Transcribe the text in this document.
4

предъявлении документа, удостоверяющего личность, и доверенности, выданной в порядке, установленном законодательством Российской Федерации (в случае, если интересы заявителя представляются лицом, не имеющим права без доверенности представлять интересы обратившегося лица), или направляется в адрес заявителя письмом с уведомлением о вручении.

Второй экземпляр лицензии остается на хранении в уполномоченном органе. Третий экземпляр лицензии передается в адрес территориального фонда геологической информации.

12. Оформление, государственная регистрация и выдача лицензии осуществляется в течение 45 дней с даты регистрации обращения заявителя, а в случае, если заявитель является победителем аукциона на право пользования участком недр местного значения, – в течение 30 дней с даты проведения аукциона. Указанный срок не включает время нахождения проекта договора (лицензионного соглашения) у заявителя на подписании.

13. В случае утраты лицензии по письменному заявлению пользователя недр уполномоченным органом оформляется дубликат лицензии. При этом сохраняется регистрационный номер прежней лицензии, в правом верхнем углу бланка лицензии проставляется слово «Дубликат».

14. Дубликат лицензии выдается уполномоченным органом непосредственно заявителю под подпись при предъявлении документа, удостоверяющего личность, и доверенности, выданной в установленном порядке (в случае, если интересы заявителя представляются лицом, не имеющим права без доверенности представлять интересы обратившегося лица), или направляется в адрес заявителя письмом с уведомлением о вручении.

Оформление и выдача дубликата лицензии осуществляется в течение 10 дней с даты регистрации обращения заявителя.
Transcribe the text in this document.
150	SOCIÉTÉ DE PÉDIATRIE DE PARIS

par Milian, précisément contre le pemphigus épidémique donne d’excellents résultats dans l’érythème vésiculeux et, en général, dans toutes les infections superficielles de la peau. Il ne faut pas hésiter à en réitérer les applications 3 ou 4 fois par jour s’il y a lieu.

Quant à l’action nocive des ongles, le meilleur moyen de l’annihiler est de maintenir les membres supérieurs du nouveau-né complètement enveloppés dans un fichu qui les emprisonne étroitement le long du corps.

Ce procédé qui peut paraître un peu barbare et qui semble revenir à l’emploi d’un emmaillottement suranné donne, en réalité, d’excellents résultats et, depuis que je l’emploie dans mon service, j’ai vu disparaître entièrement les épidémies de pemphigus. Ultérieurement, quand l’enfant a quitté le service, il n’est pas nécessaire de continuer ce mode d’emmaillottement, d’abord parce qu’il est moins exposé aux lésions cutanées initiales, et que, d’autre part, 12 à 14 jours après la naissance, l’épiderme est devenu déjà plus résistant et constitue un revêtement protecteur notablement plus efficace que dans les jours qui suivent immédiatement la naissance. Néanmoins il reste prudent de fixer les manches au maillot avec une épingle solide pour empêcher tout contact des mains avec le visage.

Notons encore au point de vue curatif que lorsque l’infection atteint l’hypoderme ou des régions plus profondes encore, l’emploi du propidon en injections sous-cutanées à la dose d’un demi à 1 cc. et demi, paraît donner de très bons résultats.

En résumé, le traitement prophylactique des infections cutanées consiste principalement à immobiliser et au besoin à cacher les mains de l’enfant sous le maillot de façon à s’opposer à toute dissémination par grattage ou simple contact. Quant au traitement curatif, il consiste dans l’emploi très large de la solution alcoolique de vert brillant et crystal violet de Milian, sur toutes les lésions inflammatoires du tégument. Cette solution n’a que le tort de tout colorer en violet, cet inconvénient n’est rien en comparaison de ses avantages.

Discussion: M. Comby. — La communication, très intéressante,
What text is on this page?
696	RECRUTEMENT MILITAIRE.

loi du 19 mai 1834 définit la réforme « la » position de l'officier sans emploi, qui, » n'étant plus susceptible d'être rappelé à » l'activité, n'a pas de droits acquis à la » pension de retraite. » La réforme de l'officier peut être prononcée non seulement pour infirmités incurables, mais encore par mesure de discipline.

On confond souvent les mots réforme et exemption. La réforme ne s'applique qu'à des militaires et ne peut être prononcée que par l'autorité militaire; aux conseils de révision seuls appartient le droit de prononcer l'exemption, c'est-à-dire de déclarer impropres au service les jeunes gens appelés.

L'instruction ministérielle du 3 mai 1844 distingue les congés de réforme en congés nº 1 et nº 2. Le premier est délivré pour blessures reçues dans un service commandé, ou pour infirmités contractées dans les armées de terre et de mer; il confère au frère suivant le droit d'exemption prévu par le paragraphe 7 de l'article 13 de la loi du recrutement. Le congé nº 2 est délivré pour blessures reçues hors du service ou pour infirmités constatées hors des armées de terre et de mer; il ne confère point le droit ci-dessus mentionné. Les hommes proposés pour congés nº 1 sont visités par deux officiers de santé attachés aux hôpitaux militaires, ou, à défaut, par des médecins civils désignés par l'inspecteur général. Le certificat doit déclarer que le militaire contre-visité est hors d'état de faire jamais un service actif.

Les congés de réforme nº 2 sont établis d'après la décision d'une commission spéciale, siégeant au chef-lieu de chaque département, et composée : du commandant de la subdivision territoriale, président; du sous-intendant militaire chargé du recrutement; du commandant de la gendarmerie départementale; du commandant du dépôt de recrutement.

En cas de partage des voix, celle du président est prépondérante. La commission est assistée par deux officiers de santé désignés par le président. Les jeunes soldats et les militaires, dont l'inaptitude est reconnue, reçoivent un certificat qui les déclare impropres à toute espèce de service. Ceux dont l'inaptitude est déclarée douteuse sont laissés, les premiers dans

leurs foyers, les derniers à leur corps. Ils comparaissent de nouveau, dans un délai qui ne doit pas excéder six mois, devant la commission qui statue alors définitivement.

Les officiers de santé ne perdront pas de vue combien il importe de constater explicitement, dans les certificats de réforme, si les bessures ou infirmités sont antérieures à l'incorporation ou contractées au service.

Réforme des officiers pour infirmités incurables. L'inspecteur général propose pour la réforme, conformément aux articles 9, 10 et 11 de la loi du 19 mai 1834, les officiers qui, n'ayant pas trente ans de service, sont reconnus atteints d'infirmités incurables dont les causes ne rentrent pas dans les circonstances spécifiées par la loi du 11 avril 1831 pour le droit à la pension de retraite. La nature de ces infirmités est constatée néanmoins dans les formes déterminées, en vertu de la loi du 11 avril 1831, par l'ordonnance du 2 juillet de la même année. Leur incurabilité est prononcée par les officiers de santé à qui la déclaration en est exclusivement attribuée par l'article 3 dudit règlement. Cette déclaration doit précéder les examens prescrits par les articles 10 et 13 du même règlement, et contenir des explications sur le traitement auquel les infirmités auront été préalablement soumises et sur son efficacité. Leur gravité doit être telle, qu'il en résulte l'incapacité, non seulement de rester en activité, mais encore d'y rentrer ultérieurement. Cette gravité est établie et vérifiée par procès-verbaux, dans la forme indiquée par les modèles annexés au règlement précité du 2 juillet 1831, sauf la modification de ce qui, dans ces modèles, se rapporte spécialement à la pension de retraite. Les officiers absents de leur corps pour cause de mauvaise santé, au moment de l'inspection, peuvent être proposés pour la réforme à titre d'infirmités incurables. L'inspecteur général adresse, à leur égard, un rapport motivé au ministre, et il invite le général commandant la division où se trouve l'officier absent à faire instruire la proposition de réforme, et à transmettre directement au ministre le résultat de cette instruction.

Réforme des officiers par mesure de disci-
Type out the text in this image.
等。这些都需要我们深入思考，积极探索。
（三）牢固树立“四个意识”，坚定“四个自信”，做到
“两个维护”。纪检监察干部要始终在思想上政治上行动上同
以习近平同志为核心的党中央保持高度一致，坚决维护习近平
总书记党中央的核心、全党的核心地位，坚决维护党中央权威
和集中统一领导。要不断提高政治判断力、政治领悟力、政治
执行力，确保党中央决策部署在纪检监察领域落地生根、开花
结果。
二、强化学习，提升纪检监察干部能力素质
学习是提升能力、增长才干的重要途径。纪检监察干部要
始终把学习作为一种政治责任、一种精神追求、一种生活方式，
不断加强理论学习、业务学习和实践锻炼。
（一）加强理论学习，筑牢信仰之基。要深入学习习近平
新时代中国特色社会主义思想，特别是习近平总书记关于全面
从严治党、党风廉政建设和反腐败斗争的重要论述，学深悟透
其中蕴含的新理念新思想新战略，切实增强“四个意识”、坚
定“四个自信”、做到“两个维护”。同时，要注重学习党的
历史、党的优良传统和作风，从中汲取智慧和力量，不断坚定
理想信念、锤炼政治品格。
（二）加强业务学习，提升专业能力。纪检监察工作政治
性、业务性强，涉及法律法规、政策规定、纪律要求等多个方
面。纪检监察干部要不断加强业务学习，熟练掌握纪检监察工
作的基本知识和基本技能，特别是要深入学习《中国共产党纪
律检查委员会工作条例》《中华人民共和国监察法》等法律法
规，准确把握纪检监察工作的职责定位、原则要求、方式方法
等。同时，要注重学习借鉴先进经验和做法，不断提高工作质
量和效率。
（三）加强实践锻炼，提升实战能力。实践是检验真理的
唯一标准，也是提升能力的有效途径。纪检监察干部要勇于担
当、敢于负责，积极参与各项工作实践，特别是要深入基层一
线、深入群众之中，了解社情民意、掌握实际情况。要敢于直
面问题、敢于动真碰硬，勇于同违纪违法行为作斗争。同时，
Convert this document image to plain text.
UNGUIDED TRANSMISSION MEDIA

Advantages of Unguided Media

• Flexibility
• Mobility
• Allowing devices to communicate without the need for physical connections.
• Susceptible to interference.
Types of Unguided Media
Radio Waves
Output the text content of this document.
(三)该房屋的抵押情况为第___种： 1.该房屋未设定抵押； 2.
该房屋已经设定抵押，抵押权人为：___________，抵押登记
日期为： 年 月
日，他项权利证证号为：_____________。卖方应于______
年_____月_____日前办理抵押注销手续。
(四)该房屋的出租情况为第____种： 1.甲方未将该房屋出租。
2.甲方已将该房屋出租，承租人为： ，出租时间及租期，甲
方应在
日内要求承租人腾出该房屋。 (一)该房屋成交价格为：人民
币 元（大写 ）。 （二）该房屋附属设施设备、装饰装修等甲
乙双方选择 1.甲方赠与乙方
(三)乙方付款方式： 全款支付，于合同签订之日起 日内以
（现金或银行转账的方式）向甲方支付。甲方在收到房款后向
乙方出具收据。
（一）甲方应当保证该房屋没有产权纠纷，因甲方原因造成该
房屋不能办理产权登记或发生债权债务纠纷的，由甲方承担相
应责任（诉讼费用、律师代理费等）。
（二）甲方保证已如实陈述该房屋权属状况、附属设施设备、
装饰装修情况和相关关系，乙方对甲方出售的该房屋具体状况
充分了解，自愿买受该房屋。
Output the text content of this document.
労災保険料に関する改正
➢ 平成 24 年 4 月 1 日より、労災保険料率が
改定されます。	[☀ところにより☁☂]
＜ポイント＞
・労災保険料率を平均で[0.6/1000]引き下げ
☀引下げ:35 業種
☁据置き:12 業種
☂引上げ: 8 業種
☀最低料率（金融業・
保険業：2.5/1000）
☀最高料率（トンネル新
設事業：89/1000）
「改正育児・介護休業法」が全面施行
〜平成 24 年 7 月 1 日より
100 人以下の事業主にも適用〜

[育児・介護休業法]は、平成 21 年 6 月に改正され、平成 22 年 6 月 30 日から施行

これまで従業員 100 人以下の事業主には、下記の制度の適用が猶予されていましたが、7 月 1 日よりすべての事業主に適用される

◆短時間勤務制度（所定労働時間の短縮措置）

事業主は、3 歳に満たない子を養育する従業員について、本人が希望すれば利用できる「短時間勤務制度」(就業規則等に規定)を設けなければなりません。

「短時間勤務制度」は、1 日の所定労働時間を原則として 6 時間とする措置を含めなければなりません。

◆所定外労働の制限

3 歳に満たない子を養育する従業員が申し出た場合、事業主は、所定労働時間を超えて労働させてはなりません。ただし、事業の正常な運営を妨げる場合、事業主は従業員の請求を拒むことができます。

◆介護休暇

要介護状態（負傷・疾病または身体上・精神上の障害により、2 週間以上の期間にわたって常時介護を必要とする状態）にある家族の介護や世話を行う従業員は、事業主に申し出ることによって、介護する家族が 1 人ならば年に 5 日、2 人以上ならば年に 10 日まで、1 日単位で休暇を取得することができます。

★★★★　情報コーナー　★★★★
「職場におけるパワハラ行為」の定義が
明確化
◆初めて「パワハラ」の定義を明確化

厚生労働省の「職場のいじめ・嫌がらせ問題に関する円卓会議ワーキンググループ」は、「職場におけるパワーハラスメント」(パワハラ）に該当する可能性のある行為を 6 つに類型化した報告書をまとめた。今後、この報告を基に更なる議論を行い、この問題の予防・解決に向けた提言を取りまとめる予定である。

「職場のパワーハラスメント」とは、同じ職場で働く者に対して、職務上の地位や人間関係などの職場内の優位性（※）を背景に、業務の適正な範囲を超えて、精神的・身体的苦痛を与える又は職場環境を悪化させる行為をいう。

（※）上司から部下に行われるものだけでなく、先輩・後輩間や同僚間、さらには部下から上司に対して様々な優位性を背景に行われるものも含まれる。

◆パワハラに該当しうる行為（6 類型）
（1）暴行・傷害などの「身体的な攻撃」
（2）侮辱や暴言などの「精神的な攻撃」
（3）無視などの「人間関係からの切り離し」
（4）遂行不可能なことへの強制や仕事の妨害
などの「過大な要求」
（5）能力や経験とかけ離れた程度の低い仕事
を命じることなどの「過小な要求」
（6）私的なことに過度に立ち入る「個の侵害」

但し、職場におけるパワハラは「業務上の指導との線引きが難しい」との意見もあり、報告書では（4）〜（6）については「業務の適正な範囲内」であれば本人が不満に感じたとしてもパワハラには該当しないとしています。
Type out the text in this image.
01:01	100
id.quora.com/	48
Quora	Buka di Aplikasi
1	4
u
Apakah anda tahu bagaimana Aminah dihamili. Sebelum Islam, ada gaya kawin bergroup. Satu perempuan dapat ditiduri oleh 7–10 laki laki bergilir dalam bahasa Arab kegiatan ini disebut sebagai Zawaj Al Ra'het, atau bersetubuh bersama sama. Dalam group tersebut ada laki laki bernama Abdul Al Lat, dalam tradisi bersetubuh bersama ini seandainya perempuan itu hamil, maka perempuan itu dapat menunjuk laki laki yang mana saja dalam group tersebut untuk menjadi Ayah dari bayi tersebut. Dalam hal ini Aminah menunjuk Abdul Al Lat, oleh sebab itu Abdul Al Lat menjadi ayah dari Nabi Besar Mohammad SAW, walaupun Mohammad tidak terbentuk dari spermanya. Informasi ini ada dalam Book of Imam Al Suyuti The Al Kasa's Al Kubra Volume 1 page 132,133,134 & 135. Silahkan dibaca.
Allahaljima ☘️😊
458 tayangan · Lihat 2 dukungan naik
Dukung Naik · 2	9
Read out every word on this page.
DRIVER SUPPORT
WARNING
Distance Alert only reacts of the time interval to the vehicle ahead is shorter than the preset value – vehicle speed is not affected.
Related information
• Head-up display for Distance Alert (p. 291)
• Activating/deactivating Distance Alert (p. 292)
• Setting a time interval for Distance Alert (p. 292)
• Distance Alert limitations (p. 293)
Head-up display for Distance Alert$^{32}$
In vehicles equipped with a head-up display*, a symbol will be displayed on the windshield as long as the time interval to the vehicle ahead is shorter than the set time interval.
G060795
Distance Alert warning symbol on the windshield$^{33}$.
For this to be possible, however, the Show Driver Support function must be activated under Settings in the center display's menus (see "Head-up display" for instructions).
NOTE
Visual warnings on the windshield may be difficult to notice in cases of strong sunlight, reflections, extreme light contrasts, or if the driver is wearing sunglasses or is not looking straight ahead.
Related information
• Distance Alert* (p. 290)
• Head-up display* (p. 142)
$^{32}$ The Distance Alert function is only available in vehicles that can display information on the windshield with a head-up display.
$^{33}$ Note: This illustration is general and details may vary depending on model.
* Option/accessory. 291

------------------------------------------------------------------------

REQUIREMENTS
Take the line that contains "Read out every word on this page." and each line after it down to the last of the records, and retype them exactly; add nothing else.

RESULT FOR THIS TASK
Read out every word on this page.
DRIVER SUPPORT
WARNING
Distance Alert only reacts of the time interval to the vehicle ahead is shorter than the preset value – vehicle speed is not affected.
Related information
• Head-up display for Distance Alert (p. 291)
• Activating/deactivating Distance Alert (p. 292)
• Setting a time interval for Distance Alert (p. 292)
• Distance Alert limitations (p. 293)
Head-up display for Distance Alert$^{32}$
In vehicles equipped with a head-up display*, a symbol will be displayed on the windshield as long as the time interval to the vehicle ahead is shorter than the set time interval.
G060795
Distance Alert warning symbol on the windshield$^{33}$.
For this to be possible, however, the Show Driver Support function must be activated under Settings in the center display's menus (see "Head-up display" for instructions).
NOTE
Visual warnings on the windshield may be difficult to notice in cases of strong sunlight, reflections, extreme light contrasts, or if the driver is wearing sunglasses or is not looking straight ahead.
Related information
• Distance Alert* (p. 290)
• Head-up display* (p. 142)
$^{32}$ The Distance Alert function is only available in vehicles that can display information on the windshield with a head-up display.
$^{33}$ Note: This illustration is general and details may vary depending on model.
* Option/accessory. 291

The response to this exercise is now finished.